> _DIRECTION_
Please give the listing again, word for word, with nothing left out.

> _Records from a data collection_
........
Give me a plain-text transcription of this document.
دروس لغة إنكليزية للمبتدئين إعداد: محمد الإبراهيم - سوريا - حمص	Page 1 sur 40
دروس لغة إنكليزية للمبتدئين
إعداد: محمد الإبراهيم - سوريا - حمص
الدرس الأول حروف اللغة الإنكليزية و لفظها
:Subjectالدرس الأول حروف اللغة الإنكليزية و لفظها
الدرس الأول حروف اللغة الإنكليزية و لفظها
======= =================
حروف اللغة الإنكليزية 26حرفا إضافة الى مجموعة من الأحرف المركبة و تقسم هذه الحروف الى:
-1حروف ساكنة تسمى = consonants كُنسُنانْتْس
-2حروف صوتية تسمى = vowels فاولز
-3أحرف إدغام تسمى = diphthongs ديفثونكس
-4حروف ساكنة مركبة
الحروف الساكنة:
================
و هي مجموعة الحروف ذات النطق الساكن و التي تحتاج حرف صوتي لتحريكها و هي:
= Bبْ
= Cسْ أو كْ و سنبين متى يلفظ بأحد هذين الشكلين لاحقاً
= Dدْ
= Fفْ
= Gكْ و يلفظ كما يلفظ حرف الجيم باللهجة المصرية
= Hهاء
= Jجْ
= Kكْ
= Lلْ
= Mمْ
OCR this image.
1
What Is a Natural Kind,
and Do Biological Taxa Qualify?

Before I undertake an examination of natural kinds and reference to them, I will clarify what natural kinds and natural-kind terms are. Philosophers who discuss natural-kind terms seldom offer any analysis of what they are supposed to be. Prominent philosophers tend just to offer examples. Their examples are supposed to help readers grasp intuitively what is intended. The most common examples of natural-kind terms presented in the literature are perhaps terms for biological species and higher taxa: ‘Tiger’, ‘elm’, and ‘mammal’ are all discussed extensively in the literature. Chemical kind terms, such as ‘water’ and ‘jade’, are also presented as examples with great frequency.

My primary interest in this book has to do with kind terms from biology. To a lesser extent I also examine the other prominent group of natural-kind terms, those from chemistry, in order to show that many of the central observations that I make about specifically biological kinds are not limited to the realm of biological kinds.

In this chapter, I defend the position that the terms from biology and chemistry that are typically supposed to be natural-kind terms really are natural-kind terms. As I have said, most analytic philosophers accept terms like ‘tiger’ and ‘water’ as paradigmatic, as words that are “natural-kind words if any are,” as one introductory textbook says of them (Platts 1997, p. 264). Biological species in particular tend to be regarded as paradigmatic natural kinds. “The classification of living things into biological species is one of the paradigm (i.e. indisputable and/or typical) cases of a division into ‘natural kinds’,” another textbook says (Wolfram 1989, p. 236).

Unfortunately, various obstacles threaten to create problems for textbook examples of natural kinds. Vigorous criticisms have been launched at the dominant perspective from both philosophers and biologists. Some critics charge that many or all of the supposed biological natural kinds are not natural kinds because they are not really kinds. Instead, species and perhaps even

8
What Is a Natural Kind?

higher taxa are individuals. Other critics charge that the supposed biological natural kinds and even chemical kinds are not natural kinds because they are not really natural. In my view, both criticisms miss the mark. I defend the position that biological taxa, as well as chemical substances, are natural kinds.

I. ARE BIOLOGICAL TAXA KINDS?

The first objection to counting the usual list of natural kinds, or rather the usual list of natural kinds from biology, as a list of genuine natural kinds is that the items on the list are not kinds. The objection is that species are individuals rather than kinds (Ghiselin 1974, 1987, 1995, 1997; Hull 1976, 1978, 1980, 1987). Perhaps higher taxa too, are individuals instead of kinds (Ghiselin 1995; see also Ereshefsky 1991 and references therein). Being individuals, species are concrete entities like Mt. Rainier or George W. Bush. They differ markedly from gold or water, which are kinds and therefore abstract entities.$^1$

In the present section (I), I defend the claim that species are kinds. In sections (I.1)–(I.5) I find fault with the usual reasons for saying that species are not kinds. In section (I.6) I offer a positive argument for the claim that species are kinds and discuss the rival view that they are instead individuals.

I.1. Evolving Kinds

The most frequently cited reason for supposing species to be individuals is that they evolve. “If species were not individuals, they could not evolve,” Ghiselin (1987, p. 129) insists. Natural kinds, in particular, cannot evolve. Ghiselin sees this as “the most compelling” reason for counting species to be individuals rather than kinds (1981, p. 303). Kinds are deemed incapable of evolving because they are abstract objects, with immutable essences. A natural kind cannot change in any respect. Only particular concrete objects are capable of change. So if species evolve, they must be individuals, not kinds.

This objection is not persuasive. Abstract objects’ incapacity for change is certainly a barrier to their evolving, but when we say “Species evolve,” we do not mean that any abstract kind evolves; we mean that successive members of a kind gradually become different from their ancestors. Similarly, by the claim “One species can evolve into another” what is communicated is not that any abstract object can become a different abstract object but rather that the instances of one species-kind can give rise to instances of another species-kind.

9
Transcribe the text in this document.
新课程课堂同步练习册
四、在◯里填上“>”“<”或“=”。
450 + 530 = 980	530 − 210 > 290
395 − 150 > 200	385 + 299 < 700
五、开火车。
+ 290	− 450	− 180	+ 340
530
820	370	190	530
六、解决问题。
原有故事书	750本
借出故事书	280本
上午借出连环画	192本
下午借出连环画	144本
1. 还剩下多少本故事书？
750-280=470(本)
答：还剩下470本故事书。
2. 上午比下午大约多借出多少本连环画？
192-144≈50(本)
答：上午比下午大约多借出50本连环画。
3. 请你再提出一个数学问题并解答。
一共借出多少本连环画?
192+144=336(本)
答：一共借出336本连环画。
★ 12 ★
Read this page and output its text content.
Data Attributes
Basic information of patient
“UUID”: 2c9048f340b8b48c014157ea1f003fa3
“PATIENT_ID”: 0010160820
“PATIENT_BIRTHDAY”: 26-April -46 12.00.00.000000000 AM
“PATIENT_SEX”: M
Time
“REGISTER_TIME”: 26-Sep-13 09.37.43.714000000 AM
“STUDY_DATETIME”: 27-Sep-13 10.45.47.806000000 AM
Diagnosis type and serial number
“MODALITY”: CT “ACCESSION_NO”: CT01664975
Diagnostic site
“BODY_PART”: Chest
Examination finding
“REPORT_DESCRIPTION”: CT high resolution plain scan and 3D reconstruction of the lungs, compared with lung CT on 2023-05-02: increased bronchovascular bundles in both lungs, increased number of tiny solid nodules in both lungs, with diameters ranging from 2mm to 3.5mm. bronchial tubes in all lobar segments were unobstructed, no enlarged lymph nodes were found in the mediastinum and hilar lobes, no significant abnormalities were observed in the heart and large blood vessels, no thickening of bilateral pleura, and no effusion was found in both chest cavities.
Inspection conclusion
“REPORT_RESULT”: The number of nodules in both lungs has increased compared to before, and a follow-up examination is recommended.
........
> _PROBLEM SOLUTION_
Give me a plain-text transcription of this document.
دروس لغة إنكليزية للمبتدئين إعداد: محمد الإبراهيم - سوريا - حمص	Page 1 sur 40
دروس لغة إنكليزية للمبتدئين
إعداد: محمد الإبراهيم - سوريا - حمص
الدرس الأول حروف اللغة الإنكليزية و لفظها
:Subjectالدرس الأول حروف اللغة الإنكليزية و لفظها
الدرس الأول حروف اللغة الإنكليزية و لفظها
======= =================
حروف اللغة الإنكليزية 26حرفا إضافة الى مجموعة من الأحرف المركبة و تقسم هذه الحروف الى:
-1حروف ساكنة تسمى = consonants كُنسُنانْتْس
-2حروف صوتية تسمى = vowels فاولز
-3أحرف إدغام تسمى = diphthongs ديفثونكس
-4حروف ساكنة مركبة
الحروف الساكنة:
================
و هي مجموعة الحروف ذات النطق الساكن و التي تحتاج حرف صوتي لتحريكها و هي:
= Bبْ
= Cسْ أو كْ و سنبين متى يلفظ بأحد هذين الشكلين لاحقاً
= Dدْ
= Fفْ
= Gكْ و يلفظ كما يلفظ حرف الجيم باللهجة المصرية
= Hهاء
= Jجْ
= Kكْ
= Lلْ
= Mمْ
OCR this image.
1
What Is a Natural Kind,
and Do Biological Taxa Qualify?

Before I undertake an examination of natural kinds and reference to them, I will clarify what natural kinds and natural-kind terms are. Philosophers who discuss natural-kind terms seldom offer any analysis of what they are supposed to be. Prominent philosophers tend just to offer examples. Their examples are supposed to help readers grasp intuitively what is intended. The most common examples of natural-kind terms presented in the literature are perhaps terms for biological species and higher taxa: ‘Tiger’, ‘elm’, and ‘mammal’ are all discussed extensively in the literature. Chemical kind terms, such as ‘water’ and ‘jade’, are also presented as examples with great frequency.

My primary interest in this book has to do with kind terms from biology. To a lesser extent I also examine the other prominent group of natural-kind terms, those from chemistry, in order to show that many of the central observations that I make about specifically biological kinds are not limited to the realm of biological kinds.

In this chapter, I defend the position that the terms from biology and chemistry that are typically supposed to be natural-kind terms really are natural-kind terms. As I have said, most analytic philosophers accept terms like ‘tiger’ and ‘water’ as paradigmatic, as words that are “natural-kind words if any are,” as one introductory textbook says of them (Platts 1997, p. 264). Biological species in particular tend to be regarded as paradigmatic natural kinds. “The classification of living things into biological species is one of the paradigm (i.e. indisputable and/or typical) cases of a division into ‘natural kinds’,” another textbook says (Wolfram 1989, p. 236).

Unfortunately, various obstacles threaten to create problems for textbook examples of natural kinds. Vigorous criticisms have been launched at the dominant perspective from both philosophers and biologists. Some critics charge that many or all of the supposed biological natural kinds are not natural kinds because they are not really kinds. Instead, species and perhaps even

8
What Is a Natural Kind?

higher taxa are individuals. Other critics charge that the supposed biological natural kinds and even chemical kinds are not natural kinds because they are not really natural. In my view, both criticisms miss the mark. I defend the position that biological taxa, as well as chemical substances, are natural kinds.

I. ARE BIOLOGICAL TAXA KINDS?

The first objection to counting the usual list of natural kinds, or rather the usual list of natural kinds from biology, as a list of genuine natural kinds is that the items on the list are not kinds. The objection is that species are individuals rather than kinds (Ghiselin 1974, 1987, 1995, 1997; Hull 1976, 1978, 1980, 1987). Perhaps higher taxa too, are individuals instead of kinds (Ghiselin 1995; see also Ereshefsky 1991 and references therein). Being individuals, species are concrete entities like Mt. Rainier or George W. Bush. They differ markedly from gold or water, which are kinds and therefore abstract entities.$^1$

In the present section (I), I defend the claim that species are kinds. In sections (I.1)–(I.5) I find fault with the usual reasons for saying that species are not kinds. In section (I.6) I offer a positive argument for the claim that species are kinds and discuss the rival view that they are instead individuals.

I.1. Evolving Kinds

The most frequently cited reason for supposing species to be individuals is that they evolve. “If species were not individuals, they could not evolve,” Ghiselin (1987, p. 129) insists. Natural kinds, in particular, cannot evolve. Ghiselin sees this as “the most compelling” reason for counting species to be individuals rather than kinds (1981, p. 303). Kinds are deemed incapable of evolving because they are abstract objects, with immutable essences. A natural kind cannot change in any respect. Only particular concrete objects are capable of change. So if species evolve, they must be individuals, not kinds.

This objection is not persuasive. Abstract objects’ incapacity for change is certainly a barrier to their evolving, but when we say “Species evolve,” we do not mean that any abstract kind evolves; we mean that successive members of a kind gradually become different from their ancestors. Similarly, by the claim “One species can evolve into another” what is communicated is not that any abstract object can become a different abstract object but rather that the instances of one species-kind can give rise to instances of another species-kind.

9
Transcribe the text in this document.
新课程课堂同步练习册
四、在◯里填上“>”“<”或“=”。
450 + 530 = 980	530 − 210 > 290
395 − 150 > 200	385 + 299 < 700
五、开火车。
+ 290	− 450	− 180	+ 340
530
820	370	190	530
六、解决问题。
原有故事书	750本
借出故事书	280本
上午借出连环画	192本
下午借出连环画	144本
1. 还剩下多少本故事书？
750-280=470(本)
答：还剩下470本故事书。
2. 上午比下午大约多借出多少本连环画？
192-144≈50(本)
答：上午比下午大约多借出50本连环画。
3. 请你再提出一个数学问题并解答。
一共借出多少本连环画?
192+144=336(本)
答：一共借出336本连环画。
★ 12 ★
Read this page and output its text content.
Data Attributes
Basic information of patient
“UUID”: 2c9048f340b8b48c014157ea1f003fa3
“PATIENT_ID”: 0010160820
“PATIENT_BIRTHDAY”: 26-April -46 12.00.00.000000000 AM
“PATIENT_SEX”: M
Time
“REGISTER_TIME”: 26-Sep-13 09.37.43.714000000 AM
“STUDY_DATETIME”: 27-Sep-13 10.45.47.806000000 AM
Diagnosis type and serial number
“MODALITY”: CT “ACCESSION_NO”: CT01664975
Diagnostic site
“BODY_PART”: Chest
Examination finding
“REPORT_DESCRIPTION”: CT high resolution plain scan and 3D reconstruction of the lungs, compared with lung CT on 2023-05-02: increased bronchovascular bundles in both lungs, increased number of tiny solid nodules in both lungs, with diameters ranging from 2mm to 3.5mm. bronchial tubes in all lobar segments were unobstructed, no enlarged lymph nodes were found in the mediastinum and hilar lobes, no significant abnormalities were observed in the heart and large blood vessels, no thickening of bilateral pleura, and no effusion was found in both chest cavities.
Inspection conclusion
“REPORT_RESULT”: The number of nodules in both lungs has increased compared to before, and a follow-up examination is recommended.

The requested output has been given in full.